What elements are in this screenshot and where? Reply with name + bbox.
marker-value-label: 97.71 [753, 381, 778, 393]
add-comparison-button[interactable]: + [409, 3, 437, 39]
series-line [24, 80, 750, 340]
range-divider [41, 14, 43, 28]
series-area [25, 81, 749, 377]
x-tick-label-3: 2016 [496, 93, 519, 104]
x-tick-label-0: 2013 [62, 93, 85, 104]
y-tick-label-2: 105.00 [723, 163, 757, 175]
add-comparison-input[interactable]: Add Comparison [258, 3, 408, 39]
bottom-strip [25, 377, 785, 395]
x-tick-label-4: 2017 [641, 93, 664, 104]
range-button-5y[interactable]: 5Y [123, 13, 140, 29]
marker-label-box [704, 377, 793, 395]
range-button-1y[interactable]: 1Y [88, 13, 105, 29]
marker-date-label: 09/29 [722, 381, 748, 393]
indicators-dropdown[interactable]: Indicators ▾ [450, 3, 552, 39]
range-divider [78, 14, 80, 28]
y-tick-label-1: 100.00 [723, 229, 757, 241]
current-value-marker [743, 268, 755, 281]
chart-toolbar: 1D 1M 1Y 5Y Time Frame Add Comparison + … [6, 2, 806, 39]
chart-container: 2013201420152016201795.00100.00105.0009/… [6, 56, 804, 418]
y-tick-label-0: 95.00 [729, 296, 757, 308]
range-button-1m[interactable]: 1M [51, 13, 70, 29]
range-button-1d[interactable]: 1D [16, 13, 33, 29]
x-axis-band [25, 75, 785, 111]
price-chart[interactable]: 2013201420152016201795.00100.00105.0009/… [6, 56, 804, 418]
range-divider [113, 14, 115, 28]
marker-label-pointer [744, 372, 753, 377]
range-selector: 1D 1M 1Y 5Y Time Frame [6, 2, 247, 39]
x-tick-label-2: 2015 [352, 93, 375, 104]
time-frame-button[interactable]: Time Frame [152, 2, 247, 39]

* Set exercise *
Reproduce each item above word for word, keeping every line and its numbers unchanged.

* Answer to this task *
What elements are in this screenshot and where? Reply with name + bbox.
marker-value-label: 97.71 [753, 381, 778, 393]
add-comparison-button[interactable]: + [409, 3, 437, 39]
series-line [24, 80, 750, 340]
range-divider [41, 14, 43, 28]
series-area [25, 81, 749, 377]
x-tick-label-3: 2016 [496, 93, 519, 104]
x-tick-label-0: 2013 [62, 93, 85, 104]
y-tick-label-2: 105.00 [723, 163, 757, 175]
add-comparison-input[interactable]: Add Comparison [258, 3, 408, 39]
bottom-strip [25, 377, 785, 395]
x-tick-label-4: 2017 [641, 93, 664, 104]
range-button-5y[interactable]: 5Y [123, 13, 140, 29]
marker-label-box [704, 377, 793, 395]
range-button-1y[interactable]: 1Y [88, 13, 105, 29]
marker-date-label: 09/29 [722, 381, 748, 393]
indicators-dropdown[interactable]: Indicators ▾ [450, 3, 552, 39]
range-divider [78, 14, 80, 28]
y-tick-label-1: 100.00 [723, 229, 757, 241]
current-value-marker [743, 268, 755, 281]
chart-toolbar: 1D 1M 1Y 5Y Time Frame Add Comparison + … [6, 2, 806, 39]
chart-container: 2013201420152016201795.00100.00105.0009/… [6, 56, 804, 418]
y-tick-label-0: 95.00 [729, 296, 757, 308]
range-button-1m[interactable]: 1M [51, 13, 70, 29]
range-button-1d[interactable]: 1D [16, 13, 33, 29]
x-axis-band [25, 75, 785, 111]
price-chart[interactable]: 2013201420152016201795.00100.00105.0009/… [6, 56, 804, 418]
range-divider [113, 14, 115, 28]
marker-label-pointer [744, 372, 753, 377]
range-selector: 1D 1M 1Y 5Y Time Frame [6, 2, 247, 39]
x-tick-label-2: 2015 [352, 93, 375, 104]
time-frame-button[interactable]: Time Frame [152, 2, 247, 39]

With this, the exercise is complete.